*Requirement*
Report, word for word, every line of the material that contains "WERTHEIM".

*Data provided*
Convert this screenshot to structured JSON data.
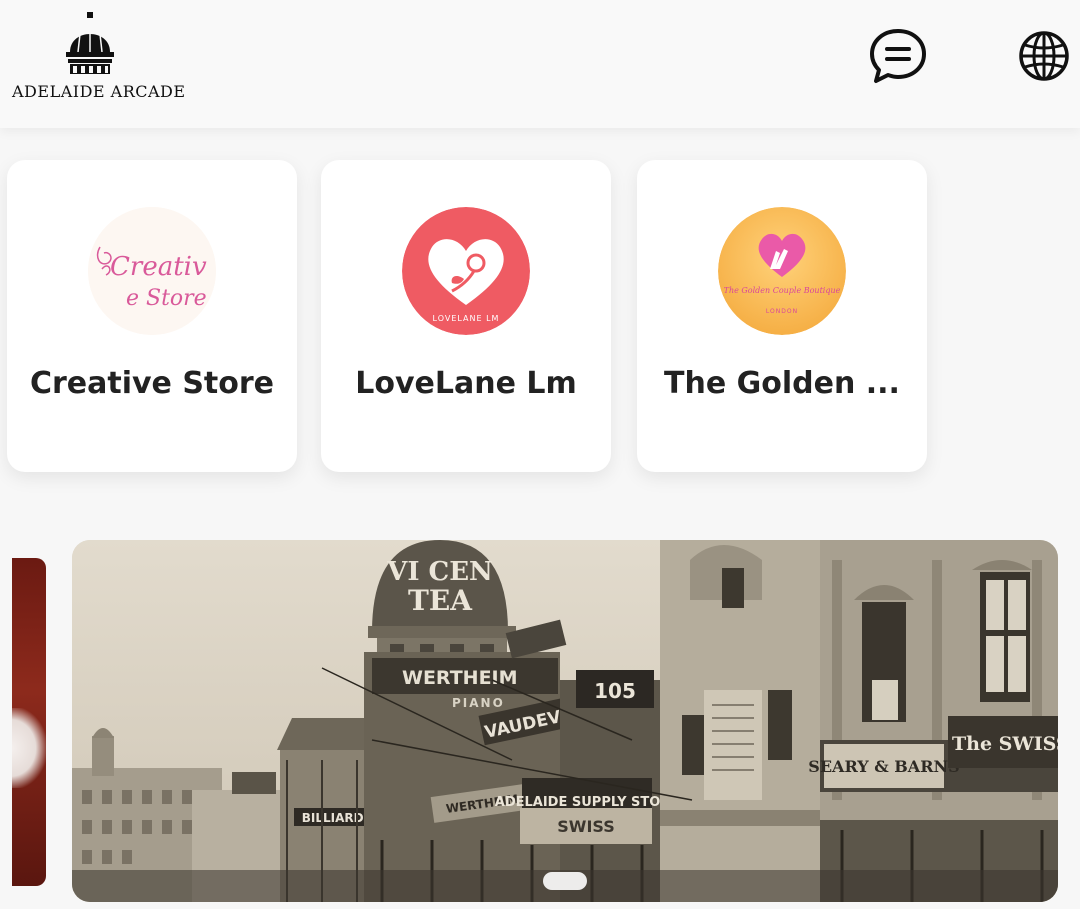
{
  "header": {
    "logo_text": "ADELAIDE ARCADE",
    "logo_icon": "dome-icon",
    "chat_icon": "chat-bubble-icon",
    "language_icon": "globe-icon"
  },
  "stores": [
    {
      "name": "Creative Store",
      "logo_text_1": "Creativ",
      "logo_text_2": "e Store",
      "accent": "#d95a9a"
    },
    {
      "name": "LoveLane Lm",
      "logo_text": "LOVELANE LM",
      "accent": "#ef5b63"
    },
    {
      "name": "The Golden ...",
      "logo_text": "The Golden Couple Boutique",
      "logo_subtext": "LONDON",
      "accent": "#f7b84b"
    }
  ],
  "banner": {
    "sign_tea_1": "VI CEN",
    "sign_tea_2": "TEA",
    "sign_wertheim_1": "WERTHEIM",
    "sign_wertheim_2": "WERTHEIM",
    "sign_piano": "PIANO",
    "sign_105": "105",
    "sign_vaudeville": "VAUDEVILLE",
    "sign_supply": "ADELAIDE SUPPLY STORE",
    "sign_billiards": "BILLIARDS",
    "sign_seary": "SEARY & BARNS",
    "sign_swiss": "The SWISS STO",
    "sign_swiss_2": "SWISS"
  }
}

*The output*
    "sign_wertheim_1": "WERTHEIM",
    "sign_wertheim_2": "WERTHEIM",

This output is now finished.